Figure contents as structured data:
********
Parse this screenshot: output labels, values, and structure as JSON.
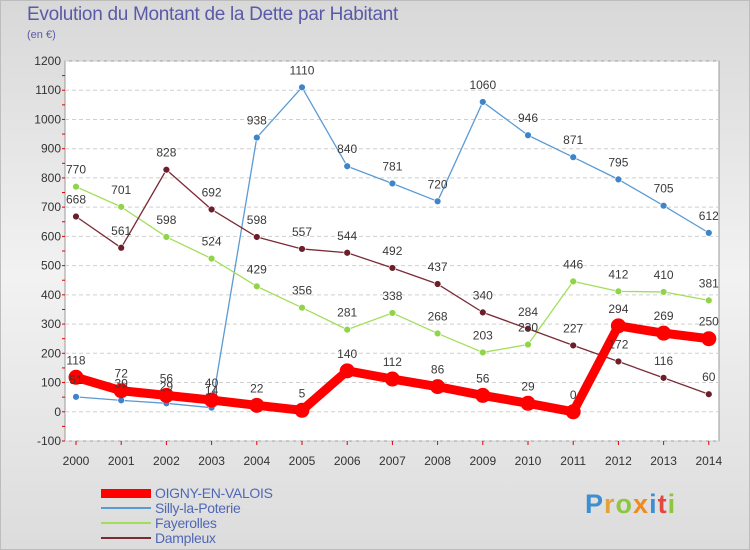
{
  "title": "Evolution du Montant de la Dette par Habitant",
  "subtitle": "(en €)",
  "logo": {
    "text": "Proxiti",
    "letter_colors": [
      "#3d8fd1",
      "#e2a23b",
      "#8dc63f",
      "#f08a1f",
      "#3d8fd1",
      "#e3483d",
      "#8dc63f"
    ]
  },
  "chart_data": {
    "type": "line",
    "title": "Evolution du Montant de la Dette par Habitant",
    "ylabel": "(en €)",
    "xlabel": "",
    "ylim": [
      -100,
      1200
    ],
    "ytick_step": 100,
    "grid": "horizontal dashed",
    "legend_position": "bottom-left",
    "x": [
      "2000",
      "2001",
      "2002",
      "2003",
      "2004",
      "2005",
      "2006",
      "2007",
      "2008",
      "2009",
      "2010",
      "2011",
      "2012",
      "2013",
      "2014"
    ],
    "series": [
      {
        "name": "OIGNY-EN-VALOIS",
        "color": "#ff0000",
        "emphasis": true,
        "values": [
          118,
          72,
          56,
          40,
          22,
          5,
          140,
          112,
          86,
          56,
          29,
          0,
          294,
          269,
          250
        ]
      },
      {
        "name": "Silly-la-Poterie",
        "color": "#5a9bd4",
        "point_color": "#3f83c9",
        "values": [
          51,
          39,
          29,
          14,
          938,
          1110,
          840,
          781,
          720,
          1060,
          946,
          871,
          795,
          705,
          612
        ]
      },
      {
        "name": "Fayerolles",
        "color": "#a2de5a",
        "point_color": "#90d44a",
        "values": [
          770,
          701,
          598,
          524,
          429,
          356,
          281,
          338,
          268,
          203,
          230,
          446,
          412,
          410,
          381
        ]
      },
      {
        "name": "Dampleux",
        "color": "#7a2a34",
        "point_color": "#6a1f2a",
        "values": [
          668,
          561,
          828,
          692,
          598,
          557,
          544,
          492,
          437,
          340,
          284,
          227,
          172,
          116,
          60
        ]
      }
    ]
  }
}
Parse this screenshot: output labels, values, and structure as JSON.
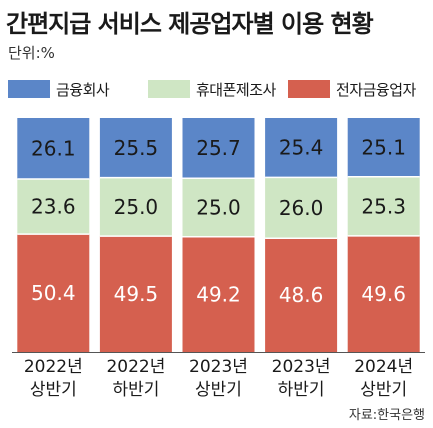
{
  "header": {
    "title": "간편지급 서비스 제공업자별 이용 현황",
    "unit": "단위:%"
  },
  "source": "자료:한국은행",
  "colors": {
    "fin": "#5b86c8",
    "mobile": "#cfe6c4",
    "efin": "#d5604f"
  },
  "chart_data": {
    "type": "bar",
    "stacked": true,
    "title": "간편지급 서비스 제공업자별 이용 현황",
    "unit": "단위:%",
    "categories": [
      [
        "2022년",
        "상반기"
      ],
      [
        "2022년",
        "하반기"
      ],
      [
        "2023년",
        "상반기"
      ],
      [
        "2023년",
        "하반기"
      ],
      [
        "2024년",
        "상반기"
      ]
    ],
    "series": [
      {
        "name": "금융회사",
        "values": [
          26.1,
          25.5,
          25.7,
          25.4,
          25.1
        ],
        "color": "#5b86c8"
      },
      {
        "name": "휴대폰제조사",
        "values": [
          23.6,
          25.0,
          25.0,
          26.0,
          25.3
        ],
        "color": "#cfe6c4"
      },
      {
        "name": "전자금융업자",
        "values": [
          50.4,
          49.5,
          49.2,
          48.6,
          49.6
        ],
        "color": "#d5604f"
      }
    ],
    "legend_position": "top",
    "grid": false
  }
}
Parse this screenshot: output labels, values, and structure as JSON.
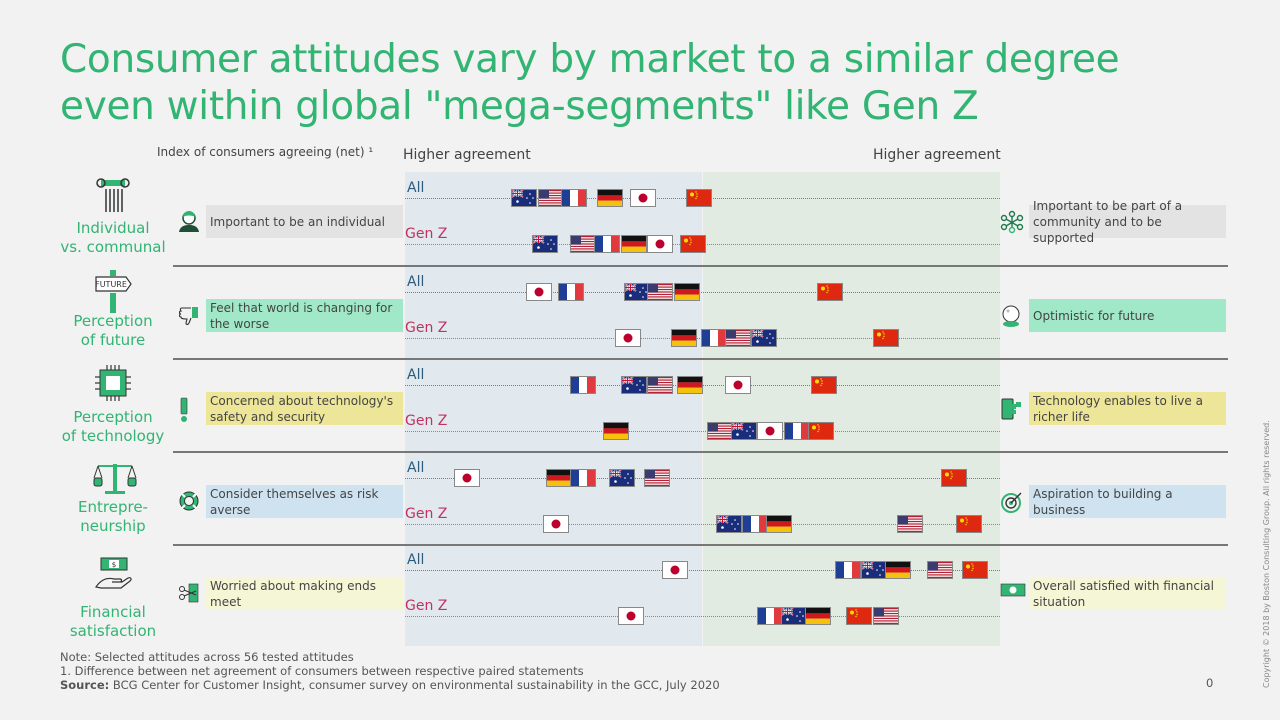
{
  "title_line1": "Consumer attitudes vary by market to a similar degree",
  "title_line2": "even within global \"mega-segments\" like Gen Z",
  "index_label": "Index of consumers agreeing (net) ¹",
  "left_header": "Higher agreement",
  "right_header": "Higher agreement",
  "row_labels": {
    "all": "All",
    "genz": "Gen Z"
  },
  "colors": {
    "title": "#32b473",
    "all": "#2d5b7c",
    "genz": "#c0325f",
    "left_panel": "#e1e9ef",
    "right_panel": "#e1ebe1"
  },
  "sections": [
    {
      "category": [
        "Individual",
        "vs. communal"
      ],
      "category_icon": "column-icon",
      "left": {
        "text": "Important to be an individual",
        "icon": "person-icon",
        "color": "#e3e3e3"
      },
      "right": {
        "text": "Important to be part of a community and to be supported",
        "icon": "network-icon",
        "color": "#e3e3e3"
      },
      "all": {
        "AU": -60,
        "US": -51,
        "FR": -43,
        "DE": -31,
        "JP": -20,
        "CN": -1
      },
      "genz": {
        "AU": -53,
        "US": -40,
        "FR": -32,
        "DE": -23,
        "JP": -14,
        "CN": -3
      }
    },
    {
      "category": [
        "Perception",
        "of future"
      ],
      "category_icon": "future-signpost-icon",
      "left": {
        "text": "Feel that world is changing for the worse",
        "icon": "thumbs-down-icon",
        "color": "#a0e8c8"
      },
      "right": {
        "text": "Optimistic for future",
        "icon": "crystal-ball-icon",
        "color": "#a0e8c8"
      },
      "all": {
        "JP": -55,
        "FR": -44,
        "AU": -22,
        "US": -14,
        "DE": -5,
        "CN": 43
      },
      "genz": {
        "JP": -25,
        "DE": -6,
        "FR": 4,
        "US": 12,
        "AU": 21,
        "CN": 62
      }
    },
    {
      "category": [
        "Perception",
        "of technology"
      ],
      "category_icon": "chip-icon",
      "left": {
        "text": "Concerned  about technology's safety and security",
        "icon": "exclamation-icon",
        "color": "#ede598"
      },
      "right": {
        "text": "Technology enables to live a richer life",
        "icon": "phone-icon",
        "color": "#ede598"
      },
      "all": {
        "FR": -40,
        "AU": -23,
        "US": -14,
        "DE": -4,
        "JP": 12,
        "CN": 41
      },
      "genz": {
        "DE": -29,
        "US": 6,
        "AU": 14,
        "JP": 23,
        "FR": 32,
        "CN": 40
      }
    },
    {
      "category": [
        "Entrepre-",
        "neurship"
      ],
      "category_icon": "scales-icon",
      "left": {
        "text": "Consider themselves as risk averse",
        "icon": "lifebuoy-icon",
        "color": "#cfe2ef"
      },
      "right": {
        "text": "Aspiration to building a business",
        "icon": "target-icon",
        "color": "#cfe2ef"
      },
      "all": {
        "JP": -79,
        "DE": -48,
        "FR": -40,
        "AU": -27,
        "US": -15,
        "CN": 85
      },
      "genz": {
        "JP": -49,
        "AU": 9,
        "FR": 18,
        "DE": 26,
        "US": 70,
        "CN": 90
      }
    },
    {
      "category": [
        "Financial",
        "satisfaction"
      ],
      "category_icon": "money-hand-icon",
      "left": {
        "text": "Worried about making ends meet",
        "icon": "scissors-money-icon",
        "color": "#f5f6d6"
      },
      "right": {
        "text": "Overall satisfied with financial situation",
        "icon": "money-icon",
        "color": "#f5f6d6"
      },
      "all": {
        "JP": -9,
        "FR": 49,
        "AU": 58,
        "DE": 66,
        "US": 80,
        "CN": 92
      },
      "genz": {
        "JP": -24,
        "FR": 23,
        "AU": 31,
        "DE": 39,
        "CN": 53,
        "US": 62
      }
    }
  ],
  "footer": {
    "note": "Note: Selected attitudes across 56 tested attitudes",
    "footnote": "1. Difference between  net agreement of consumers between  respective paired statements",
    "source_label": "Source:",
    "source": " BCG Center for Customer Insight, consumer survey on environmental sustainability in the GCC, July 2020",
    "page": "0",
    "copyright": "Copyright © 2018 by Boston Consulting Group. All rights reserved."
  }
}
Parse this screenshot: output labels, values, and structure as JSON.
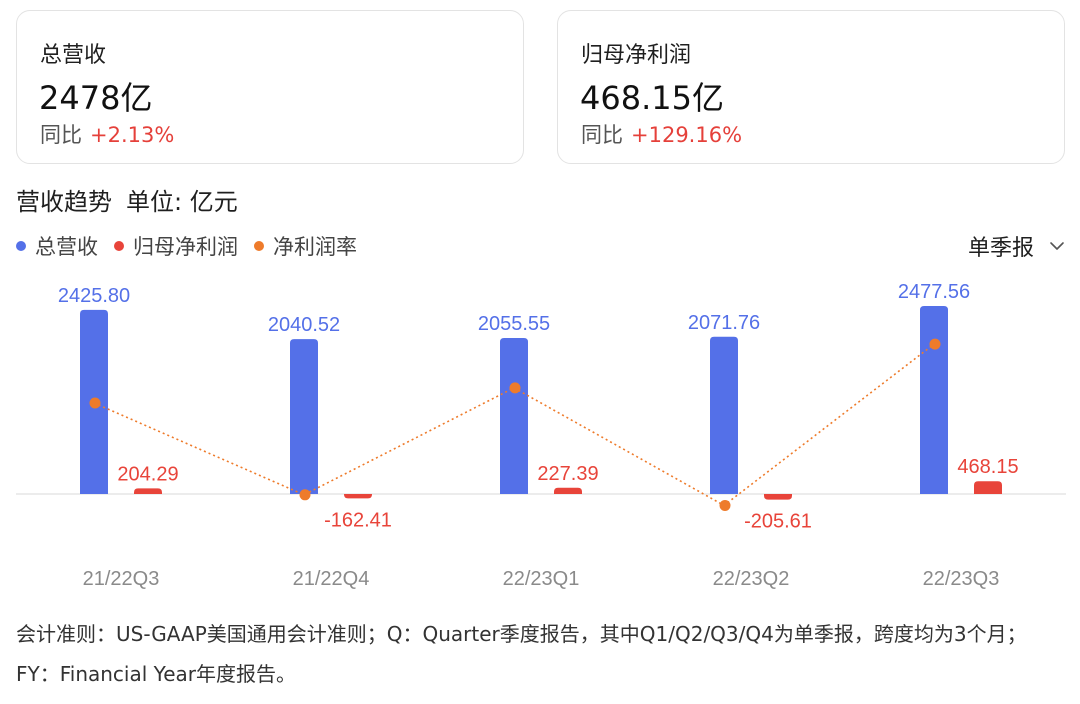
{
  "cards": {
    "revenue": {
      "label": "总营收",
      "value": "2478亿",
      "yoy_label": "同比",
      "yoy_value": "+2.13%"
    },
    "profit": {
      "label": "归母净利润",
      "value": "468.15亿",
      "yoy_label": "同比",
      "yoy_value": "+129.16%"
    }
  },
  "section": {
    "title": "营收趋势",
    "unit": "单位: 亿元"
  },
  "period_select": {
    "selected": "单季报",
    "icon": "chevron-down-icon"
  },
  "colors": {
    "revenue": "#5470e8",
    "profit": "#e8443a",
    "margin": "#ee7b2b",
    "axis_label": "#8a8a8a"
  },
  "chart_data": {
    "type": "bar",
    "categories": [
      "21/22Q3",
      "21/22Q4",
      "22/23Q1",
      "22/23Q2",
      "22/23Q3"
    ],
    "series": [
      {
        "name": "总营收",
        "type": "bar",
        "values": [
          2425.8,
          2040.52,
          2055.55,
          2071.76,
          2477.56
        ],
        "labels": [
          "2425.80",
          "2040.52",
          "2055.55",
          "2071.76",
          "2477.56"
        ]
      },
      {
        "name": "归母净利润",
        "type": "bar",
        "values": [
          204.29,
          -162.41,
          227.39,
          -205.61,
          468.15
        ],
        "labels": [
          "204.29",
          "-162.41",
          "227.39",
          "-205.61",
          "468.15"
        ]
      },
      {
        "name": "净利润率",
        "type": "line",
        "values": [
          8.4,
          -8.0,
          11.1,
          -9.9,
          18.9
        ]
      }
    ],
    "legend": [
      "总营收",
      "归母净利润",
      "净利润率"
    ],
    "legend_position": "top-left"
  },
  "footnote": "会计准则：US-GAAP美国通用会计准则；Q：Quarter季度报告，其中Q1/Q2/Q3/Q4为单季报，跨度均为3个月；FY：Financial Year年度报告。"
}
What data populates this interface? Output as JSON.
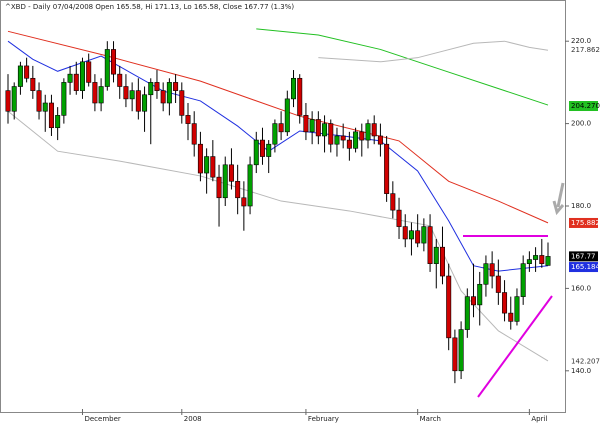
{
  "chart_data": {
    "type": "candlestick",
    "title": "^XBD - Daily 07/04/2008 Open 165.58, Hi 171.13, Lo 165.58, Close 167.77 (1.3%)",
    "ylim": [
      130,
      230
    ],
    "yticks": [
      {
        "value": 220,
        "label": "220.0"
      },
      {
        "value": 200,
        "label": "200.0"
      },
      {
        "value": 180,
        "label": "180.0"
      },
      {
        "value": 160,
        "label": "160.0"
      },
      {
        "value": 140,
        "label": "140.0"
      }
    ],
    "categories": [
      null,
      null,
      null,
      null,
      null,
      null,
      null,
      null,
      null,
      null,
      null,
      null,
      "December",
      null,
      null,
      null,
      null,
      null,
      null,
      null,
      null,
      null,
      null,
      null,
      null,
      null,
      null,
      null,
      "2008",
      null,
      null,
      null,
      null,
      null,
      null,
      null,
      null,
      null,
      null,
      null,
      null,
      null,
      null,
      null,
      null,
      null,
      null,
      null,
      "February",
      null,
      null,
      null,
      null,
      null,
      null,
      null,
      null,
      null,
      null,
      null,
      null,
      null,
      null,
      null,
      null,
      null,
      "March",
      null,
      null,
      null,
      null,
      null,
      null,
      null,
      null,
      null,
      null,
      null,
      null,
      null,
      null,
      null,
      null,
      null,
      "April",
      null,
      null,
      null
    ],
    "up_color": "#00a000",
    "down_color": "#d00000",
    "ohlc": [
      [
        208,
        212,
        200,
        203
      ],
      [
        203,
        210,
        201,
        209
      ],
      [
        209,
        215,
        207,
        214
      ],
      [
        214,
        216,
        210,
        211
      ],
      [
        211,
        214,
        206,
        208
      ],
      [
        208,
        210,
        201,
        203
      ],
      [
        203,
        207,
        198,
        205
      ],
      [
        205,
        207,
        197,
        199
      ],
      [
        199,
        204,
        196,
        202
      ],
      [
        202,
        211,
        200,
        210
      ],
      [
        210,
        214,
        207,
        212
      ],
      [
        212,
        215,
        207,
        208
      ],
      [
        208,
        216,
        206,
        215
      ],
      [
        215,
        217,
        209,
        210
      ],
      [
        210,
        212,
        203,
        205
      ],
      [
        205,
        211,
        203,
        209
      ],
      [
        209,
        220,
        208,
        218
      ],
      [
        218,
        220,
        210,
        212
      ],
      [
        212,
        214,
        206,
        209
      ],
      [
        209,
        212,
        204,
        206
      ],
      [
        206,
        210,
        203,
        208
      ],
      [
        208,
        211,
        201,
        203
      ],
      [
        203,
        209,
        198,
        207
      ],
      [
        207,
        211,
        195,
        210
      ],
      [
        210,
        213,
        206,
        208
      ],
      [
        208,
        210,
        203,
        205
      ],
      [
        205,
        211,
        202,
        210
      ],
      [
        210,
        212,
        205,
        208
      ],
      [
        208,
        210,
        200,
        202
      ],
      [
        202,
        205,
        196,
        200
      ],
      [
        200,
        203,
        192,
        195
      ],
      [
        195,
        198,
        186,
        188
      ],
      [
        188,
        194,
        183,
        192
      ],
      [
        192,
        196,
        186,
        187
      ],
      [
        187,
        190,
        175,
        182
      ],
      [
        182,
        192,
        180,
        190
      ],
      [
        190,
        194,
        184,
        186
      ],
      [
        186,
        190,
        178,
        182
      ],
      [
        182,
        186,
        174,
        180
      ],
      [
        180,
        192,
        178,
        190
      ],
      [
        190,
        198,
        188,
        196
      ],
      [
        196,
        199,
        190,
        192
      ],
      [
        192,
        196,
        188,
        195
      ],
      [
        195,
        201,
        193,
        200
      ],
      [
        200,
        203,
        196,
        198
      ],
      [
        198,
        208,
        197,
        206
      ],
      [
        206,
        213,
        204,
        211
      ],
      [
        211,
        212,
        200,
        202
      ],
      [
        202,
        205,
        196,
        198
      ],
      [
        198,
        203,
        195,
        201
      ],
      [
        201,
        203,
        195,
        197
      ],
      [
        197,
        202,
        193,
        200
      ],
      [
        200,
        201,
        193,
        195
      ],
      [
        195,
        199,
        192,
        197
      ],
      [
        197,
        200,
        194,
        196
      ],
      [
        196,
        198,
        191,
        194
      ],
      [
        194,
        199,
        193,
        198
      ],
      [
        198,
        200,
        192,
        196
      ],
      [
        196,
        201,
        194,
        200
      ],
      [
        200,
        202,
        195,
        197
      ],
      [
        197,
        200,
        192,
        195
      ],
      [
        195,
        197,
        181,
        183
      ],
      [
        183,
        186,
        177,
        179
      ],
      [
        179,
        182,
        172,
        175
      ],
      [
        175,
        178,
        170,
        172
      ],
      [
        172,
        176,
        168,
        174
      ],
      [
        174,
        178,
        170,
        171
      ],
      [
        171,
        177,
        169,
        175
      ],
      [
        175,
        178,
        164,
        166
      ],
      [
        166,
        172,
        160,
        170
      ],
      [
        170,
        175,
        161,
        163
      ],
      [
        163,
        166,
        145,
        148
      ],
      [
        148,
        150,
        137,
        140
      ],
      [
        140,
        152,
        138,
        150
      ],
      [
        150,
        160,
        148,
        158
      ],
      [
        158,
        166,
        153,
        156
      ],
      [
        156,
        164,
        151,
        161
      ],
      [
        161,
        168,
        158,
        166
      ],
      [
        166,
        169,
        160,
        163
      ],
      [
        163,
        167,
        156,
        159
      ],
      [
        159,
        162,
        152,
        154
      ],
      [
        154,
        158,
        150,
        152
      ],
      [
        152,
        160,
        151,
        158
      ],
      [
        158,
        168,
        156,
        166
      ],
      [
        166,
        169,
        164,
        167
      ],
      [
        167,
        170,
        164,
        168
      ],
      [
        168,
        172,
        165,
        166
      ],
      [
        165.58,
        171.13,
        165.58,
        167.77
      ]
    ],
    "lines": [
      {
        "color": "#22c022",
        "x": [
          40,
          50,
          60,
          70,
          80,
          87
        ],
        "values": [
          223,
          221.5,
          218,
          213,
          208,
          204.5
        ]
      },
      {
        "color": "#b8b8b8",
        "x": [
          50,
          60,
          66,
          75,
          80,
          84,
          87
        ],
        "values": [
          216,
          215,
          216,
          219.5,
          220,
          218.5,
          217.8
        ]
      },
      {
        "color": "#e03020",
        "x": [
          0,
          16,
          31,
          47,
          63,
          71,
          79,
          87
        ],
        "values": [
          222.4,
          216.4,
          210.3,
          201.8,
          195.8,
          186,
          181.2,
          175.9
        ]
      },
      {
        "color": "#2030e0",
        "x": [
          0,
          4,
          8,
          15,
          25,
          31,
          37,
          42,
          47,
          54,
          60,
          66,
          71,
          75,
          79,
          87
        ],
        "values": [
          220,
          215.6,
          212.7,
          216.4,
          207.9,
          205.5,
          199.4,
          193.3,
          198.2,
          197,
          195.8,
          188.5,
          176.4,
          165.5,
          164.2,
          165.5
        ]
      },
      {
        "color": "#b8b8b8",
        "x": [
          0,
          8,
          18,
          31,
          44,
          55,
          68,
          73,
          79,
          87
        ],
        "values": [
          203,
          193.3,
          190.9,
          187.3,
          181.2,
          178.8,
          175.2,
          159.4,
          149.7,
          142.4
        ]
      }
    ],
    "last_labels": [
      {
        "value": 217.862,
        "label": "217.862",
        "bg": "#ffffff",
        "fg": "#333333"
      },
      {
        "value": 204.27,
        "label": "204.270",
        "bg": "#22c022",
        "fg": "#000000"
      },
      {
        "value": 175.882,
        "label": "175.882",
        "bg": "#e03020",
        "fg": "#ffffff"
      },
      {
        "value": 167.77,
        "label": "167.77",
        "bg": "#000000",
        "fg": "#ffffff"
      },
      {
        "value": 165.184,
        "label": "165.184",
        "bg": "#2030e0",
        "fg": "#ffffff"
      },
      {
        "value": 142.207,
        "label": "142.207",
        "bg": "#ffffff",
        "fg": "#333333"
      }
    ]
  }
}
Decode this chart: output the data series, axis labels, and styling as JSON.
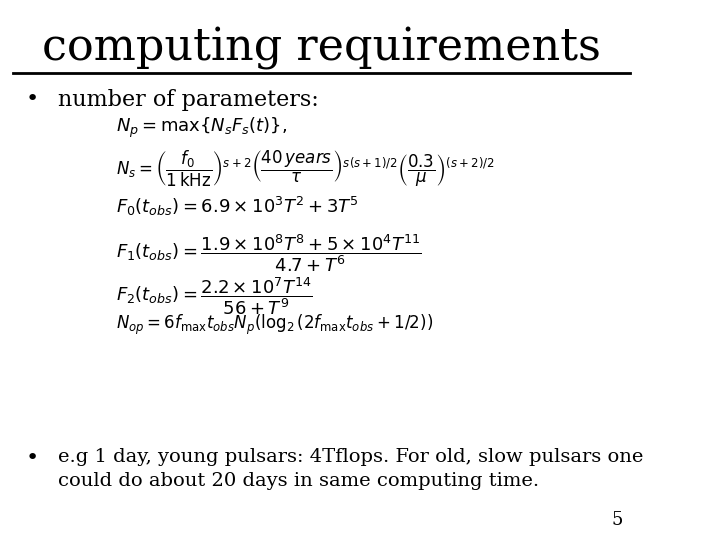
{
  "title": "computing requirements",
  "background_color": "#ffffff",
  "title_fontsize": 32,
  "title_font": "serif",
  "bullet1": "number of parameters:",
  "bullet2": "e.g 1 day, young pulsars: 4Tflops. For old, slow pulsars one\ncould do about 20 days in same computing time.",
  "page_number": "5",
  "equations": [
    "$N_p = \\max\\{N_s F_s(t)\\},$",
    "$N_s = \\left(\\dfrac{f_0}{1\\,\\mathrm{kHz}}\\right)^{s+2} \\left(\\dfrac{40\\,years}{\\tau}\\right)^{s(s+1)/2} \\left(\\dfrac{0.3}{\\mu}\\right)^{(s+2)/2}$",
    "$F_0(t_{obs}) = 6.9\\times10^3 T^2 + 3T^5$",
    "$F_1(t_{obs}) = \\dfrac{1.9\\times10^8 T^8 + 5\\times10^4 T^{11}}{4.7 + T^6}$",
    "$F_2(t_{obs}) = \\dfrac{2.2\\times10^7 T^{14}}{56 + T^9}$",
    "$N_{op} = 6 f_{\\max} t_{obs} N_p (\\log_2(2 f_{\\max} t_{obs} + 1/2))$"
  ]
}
********
Check each line in the listing above for the string "attitudes", then report how many lines contain it, with no other text.

RESPONSE:
2